Dataset entries »

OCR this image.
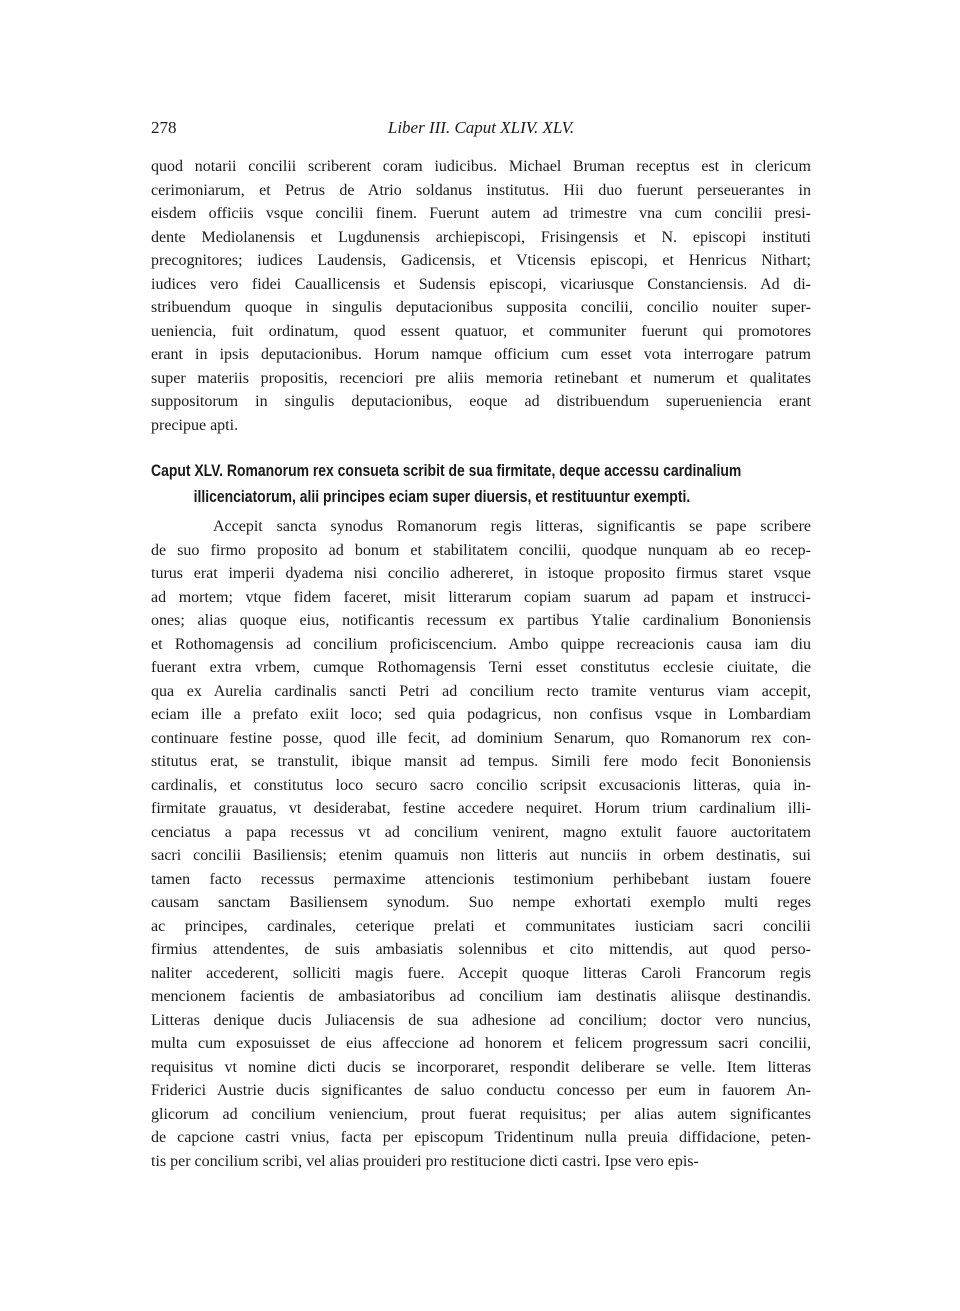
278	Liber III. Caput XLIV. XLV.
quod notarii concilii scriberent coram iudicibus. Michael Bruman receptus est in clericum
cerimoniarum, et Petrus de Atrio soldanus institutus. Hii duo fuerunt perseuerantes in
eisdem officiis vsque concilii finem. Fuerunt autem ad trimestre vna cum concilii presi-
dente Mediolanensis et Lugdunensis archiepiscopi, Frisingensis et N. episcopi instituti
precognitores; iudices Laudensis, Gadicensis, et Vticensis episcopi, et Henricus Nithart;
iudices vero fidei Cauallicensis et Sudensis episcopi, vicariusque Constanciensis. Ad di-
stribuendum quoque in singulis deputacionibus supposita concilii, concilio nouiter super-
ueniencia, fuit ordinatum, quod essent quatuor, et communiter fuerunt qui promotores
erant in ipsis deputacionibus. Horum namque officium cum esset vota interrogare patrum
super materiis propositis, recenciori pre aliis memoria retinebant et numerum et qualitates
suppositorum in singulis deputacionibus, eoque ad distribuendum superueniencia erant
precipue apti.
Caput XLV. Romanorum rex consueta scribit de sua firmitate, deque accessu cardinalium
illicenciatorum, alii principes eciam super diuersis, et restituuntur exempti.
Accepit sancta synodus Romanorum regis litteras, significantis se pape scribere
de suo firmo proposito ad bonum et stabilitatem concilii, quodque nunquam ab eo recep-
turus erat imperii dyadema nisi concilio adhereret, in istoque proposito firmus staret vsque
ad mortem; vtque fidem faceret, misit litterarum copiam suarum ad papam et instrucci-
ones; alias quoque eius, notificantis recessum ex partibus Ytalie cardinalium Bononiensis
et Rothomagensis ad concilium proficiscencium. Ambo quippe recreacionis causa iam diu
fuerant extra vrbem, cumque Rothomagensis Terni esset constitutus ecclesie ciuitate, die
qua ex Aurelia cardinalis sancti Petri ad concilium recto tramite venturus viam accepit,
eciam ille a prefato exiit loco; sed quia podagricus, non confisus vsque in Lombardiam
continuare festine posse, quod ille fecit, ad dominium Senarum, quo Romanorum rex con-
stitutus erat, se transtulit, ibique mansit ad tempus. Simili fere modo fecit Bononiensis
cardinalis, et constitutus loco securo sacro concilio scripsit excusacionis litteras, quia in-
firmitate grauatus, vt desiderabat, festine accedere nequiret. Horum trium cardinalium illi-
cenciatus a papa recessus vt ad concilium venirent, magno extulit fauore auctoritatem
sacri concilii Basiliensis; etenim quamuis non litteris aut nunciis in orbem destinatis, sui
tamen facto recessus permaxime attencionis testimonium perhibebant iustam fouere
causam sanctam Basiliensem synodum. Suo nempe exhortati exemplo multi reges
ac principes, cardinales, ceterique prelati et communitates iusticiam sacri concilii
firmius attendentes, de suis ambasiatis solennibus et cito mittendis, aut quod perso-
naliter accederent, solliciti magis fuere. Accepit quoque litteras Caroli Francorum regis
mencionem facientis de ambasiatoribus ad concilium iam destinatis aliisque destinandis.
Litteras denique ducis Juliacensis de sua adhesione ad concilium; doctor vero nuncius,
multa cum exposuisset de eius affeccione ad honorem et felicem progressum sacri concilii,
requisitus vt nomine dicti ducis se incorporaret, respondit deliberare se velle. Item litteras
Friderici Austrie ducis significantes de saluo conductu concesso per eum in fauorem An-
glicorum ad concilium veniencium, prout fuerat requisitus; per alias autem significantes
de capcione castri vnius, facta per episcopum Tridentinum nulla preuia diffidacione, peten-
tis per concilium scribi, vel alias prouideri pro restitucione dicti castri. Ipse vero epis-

* * *

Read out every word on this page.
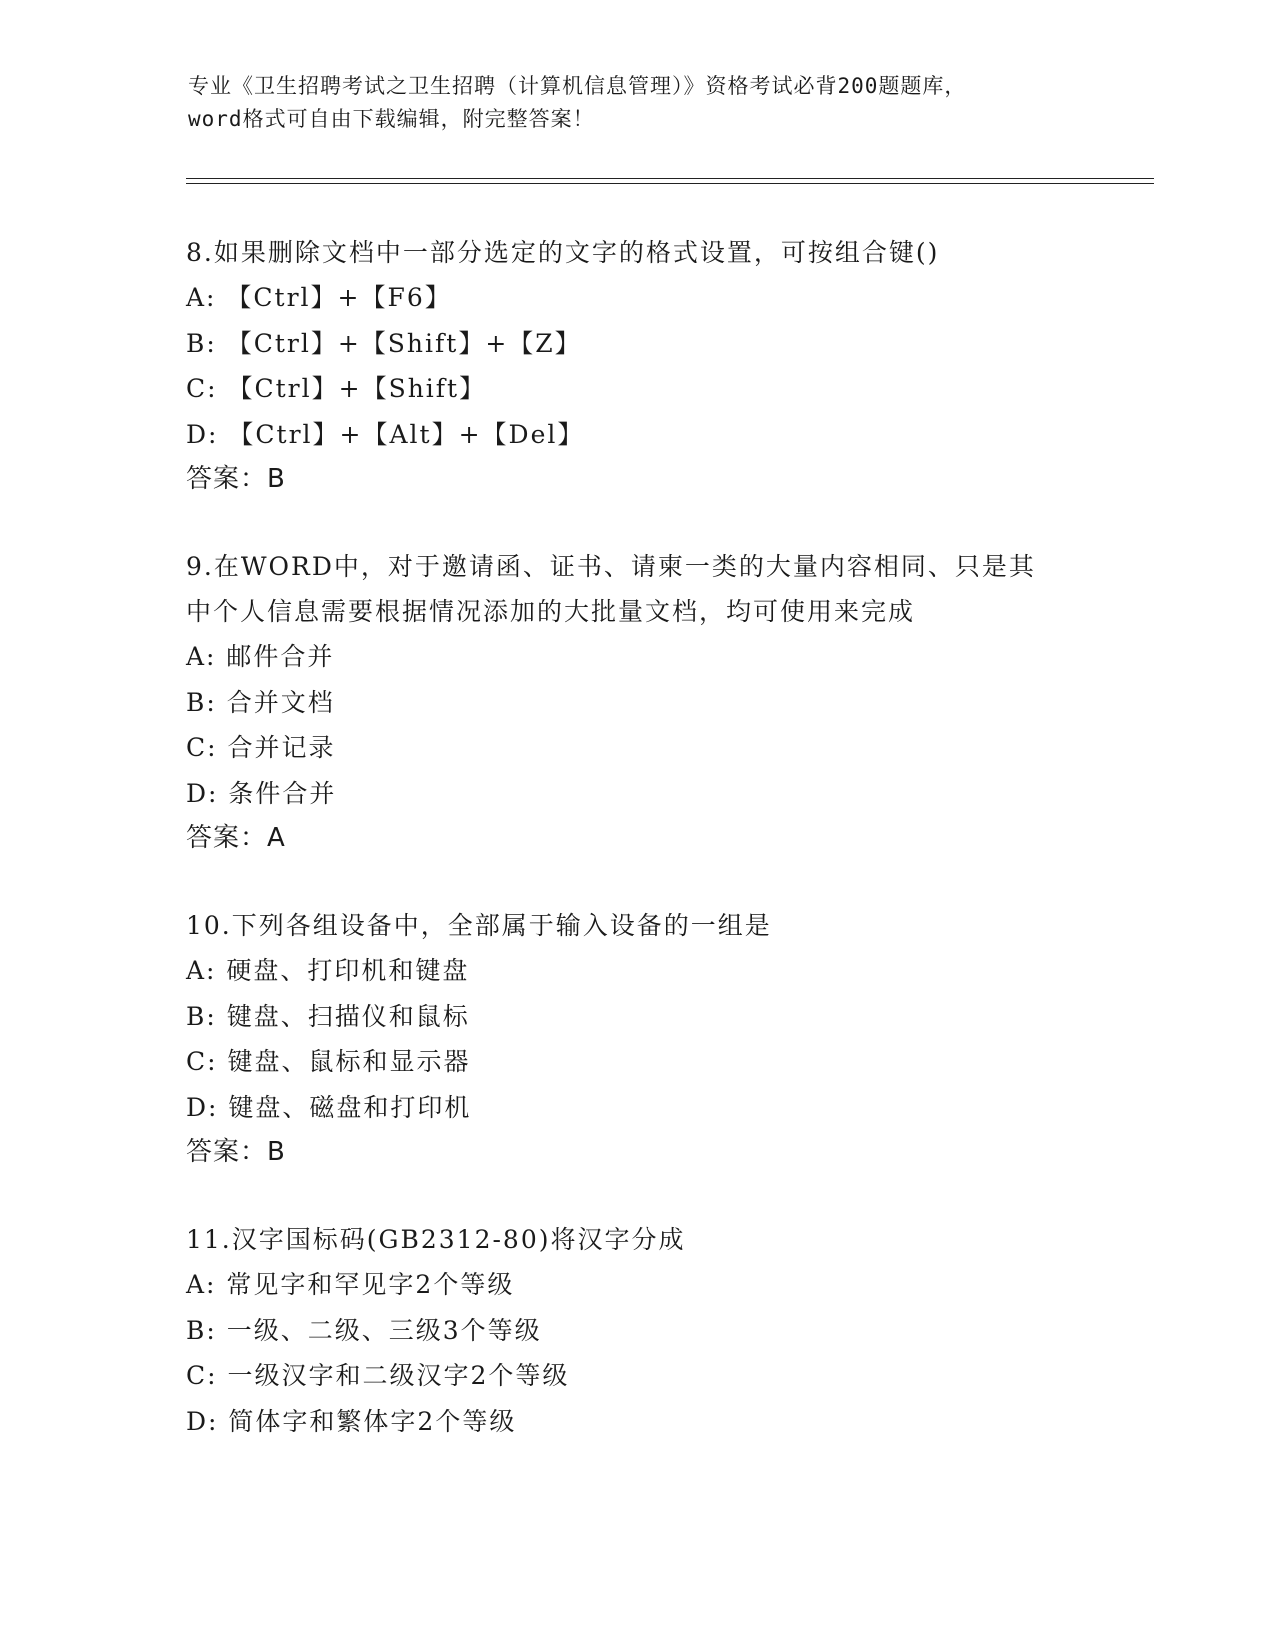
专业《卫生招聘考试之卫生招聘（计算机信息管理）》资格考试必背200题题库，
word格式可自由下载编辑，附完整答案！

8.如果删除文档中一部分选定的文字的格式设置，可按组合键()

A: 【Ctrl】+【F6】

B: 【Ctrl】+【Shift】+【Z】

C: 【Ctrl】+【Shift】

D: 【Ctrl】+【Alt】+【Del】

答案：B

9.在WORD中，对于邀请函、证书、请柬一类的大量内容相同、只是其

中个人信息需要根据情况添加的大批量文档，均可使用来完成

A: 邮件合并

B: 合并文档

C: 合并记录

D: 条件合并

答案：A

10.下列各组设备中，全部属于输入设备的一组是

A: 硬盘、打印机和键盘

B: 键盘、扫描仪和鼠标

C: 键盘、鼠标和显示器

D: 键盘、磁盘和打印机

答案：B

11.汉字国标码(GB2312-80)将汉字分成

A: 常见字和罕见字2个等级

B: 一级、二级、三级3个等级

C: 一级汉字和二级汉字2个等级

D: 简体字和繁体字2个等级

...

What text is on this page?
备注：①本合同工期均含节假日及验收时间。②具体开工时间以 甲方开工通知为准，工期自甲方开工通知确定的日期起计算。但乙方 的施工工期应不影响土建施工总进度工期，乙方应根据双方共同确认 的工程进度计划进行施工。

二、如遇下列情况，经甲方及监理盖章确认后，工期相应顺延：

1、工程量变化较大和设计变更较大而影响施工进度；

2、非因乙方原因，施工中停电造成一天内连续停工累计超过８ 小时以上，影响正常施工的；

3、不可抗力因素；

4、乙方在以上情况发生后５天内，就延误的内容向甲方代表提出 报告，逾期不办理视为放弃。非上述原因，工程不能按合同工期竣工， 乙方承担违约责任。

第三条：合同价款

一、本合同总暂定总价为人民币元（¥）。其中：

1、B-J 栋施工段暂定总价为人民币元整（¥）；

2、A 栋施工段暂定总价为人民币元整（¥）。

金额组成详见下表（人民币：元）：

Directions » How many of the lines above include the string "requisitus"? Reply with the number by itself.

Output of the task » 2